§ Data to process
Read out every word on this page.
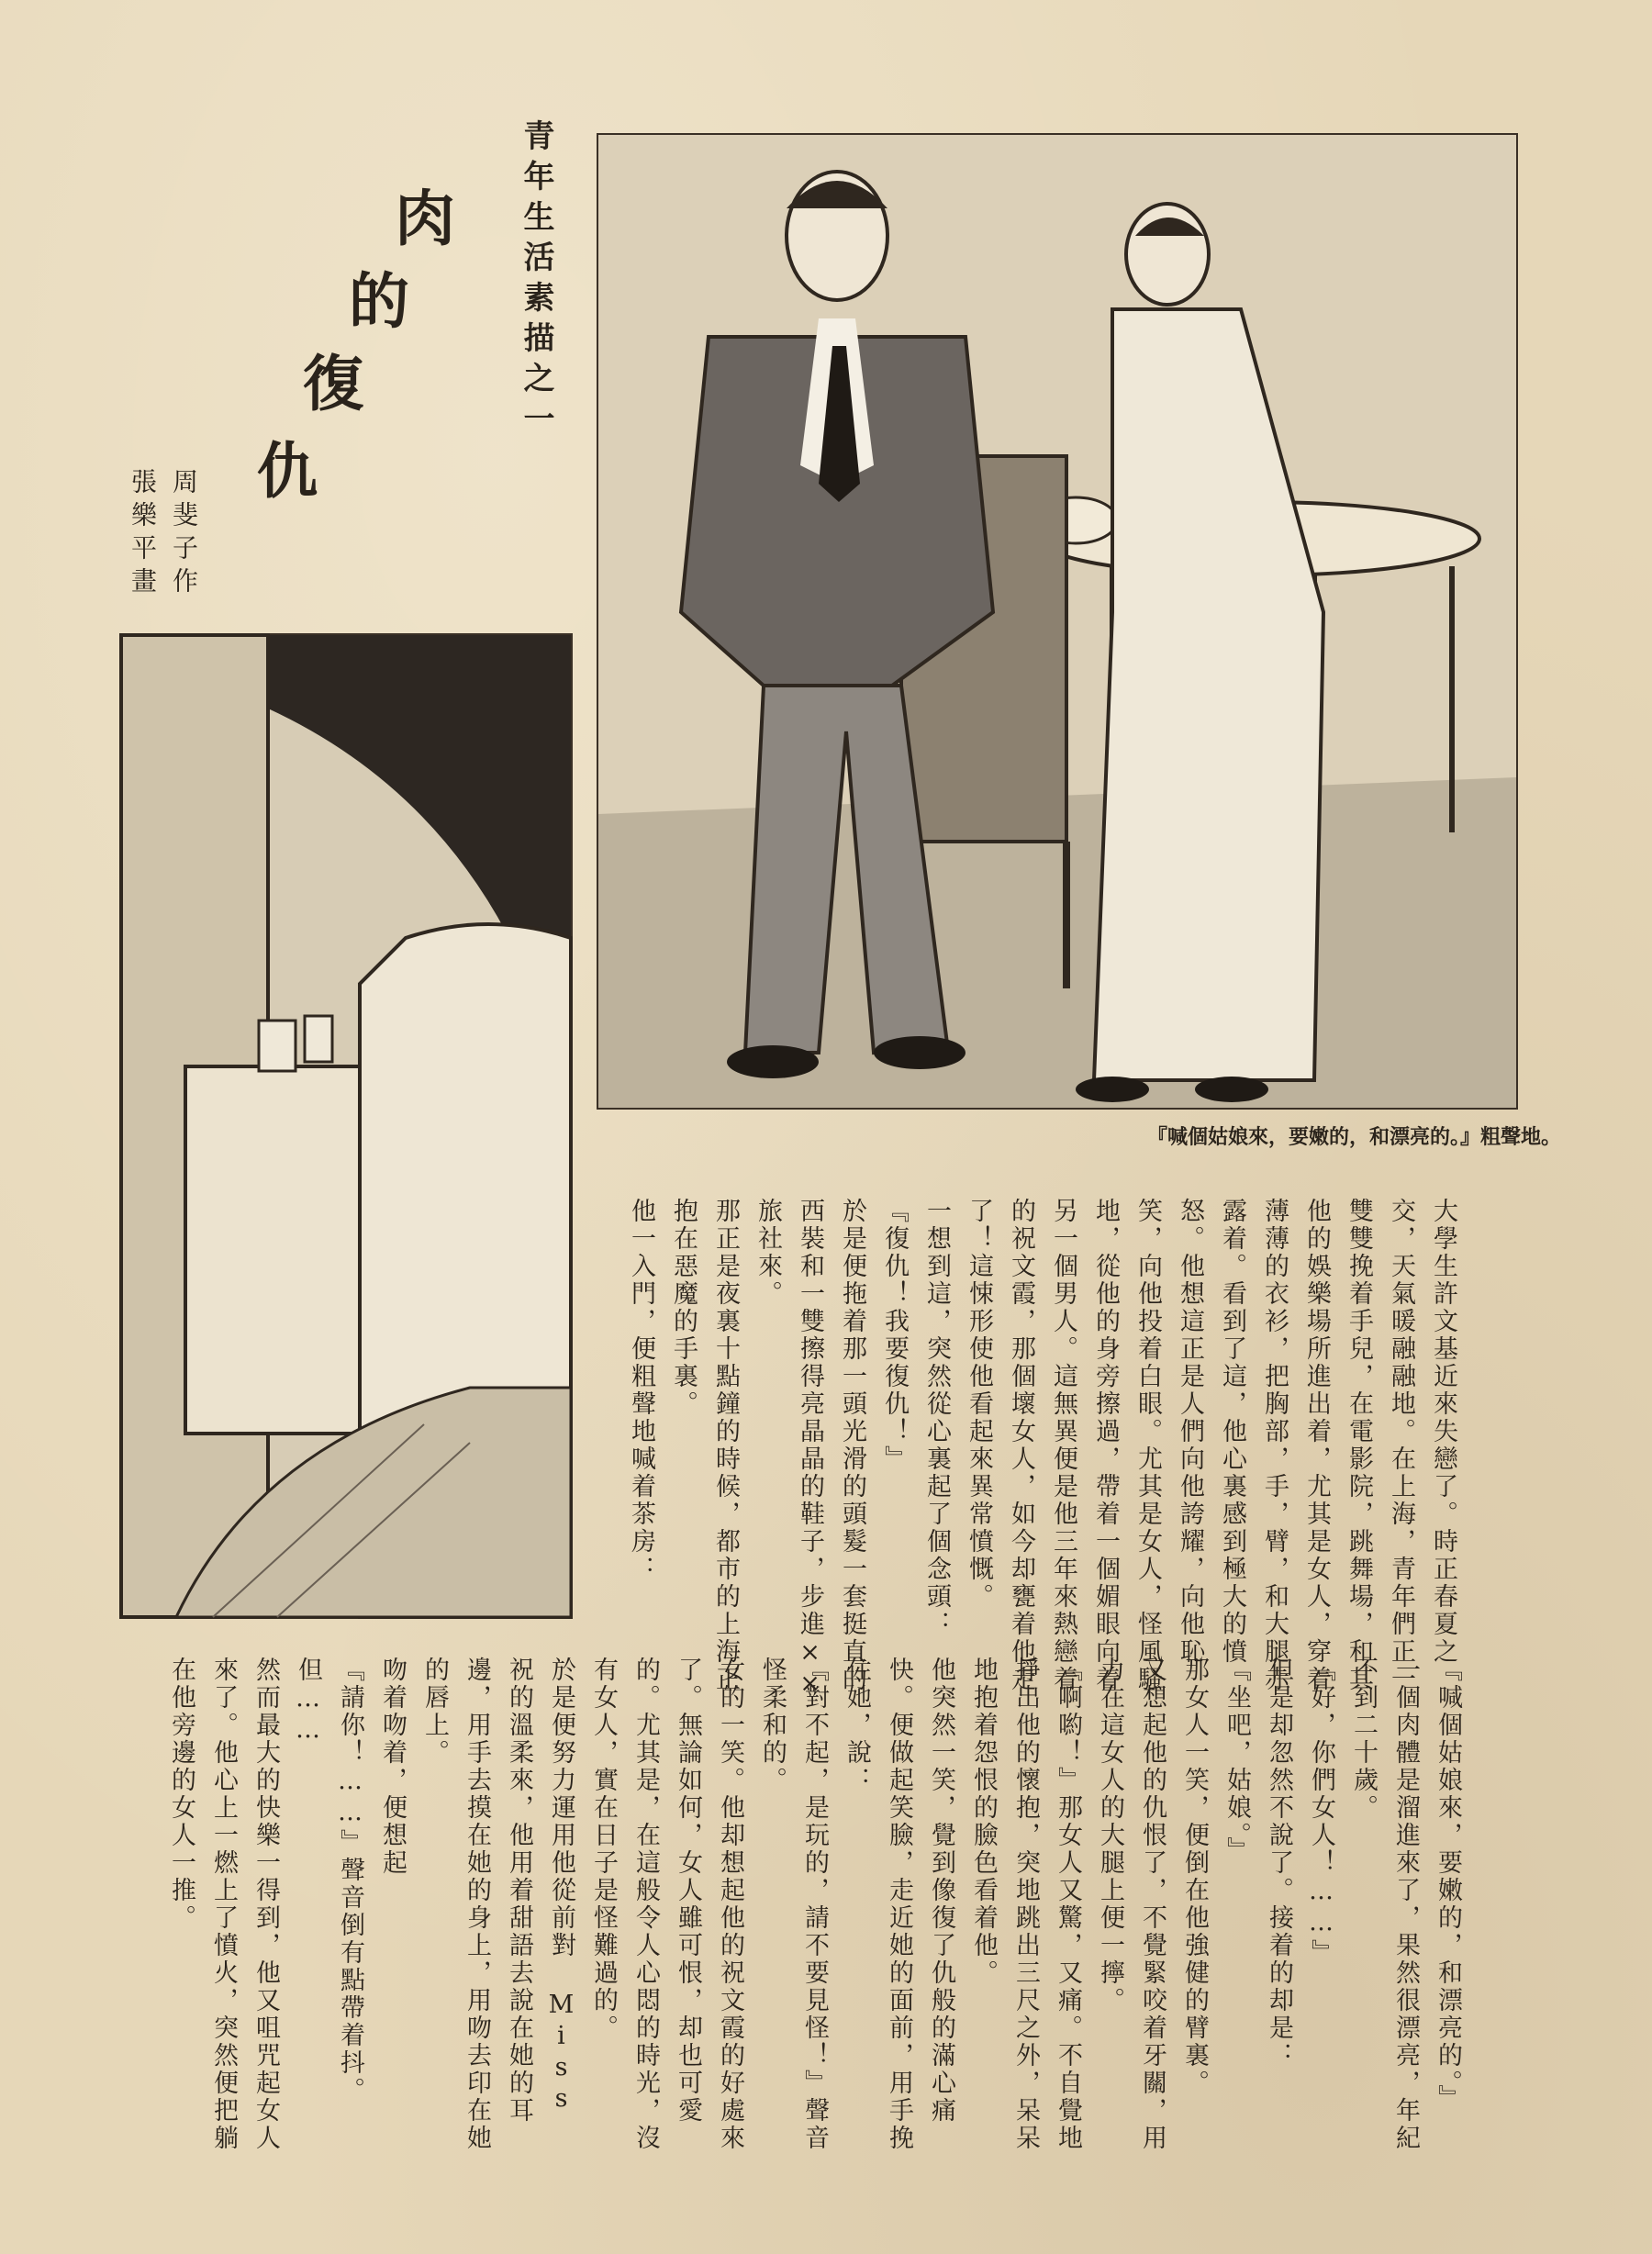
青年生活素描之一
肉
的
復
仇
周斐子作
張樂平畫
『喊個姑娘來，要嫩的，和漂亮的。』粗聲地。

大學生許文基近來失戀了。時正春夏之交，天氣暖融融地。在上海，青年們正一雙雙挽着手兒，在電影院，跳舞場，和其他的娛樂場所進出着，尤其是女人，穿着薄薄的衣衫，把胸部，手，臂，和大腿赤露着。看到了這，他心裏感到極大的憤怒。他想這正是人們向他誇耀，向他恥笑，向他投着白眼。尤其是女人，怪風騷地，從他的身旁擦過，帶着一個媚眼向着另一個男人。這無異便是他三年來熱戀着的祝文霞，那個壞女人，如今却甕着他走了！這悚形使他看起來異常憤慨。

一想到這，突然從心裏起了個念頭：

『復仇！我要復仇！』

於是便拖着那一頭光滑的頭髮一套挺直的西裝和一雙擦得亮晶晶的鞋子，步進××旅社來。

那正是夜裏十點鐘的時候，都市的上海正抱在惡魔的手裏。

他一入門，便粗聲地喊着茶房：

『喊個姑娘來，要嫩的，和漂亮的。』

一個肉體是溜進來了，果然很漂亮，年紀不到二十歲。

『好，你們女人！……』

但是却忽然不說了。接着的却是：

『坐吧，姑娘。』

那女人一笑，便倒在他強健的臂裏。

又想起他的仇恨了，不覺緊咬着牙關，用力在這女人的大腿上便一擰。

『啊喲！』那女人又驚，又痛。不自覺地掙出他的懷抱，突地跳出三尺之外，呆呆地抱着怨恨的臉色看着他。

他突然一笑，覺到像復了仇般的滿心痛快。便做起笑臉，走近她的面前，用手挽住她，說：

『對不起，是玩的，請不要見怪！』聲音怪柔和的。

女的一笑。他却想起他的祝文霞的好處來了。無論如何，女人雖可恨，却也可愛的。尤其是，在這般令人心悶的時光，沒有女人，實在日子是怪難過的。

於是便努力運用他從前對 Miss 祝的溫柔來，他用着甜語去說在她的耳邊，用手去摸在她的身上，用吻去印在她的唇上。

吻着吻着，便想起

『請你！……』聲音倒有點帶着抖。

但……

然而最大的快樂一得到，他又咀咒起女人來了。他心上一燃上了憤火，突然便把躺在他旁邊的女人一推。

§ Problem details
Reproduce every line above as written, skipping pictures.

§ Completed task
Read out every word on this page.
青年生活素描之一
肉
的
復
仇
周斐子作
張樂平畫
『喊個姑娘來，要嫩的，和漂亮的。』粗聲地。

大學生許文基近來失戀了。時正春夏之交，天氣暖融融地。在上海，青年們正一雙雙挽着手兒，在電影院，跳舞場，和其他的娛樂場所進出着，尤其是女人，穿着薄薄的衣衫，把胸部，手，臂，和大腿赤露着。看到了這，他心裏感到極大的憤怒。他想這正是人們向他誇耀，向他恥笑，向他投着白眼。尤其是女人，怪風騷地，從他的身旁擦過，帶着一個媚眼向着另一個男人。這無異便是他三年來熱戀着的祝文霞，那個壞女人，如今却甕着他走了！這悚形使他看起來異常憤慨。

一想到這，突然從心裏起了個念頭：

『復仇！我要復仇！』

於是便拖着那一頭光滑的頭髮一套挺直的西裝和一雙擦得亮晶晶的鞋子，步進××旅社來。

那正是夜裏十點鐘的時候，都市的上海正抱在惡魔的手裏。

他一入門，便粗聲地喊着茶房：

『喊個姑娘來，要嫩的，和漂亮的。』

一個肉體是溜進來了，果然很漂亮，年紀不到二十歲。

『好，你們女人！……』

但是却忽然不說了。接着的却是：

『坐吧，姑娘。』

那女人一笑，便倒在他強健的臂裏。

又想起他的仇恨了，不覺緊咬着牙關，用力在這女人的大腿上便一擰。

『啊喲！』那女人又驚，又痛。不自覺地掙出他的懷抱，突地跳出三尺之外，呆呆地抱着怨恨的臉色看着他。

他突然一笑，覺到像復了仇般的滿心痛快。便做起笑臉，走近她的面前，用手挽住她，說：

『對不起，是玩的，請不要見怪！』聲音怪柔和的。

女的一笑。他却想起他的祝文霞的好處來了。無論如何，女人雖可恨，却也可愛的。尤其是，在這般令人心悶的時光，沒有女人，實在日子是怪難過的。

於是便努力運用他從前對 Miss 祝的溫柔來，他用着甜語去說在她的耳邊，用手去摸在她的身上，用吻去印在她的唇上。

吻着吻着，便想起

『請你！……』聲音倒有點帶着抖。

但……

然而最大的快樂一得到，他又咀咒起女人來了。他心上一燃上了憤火，突然便把躺在他旁邊的女人一推。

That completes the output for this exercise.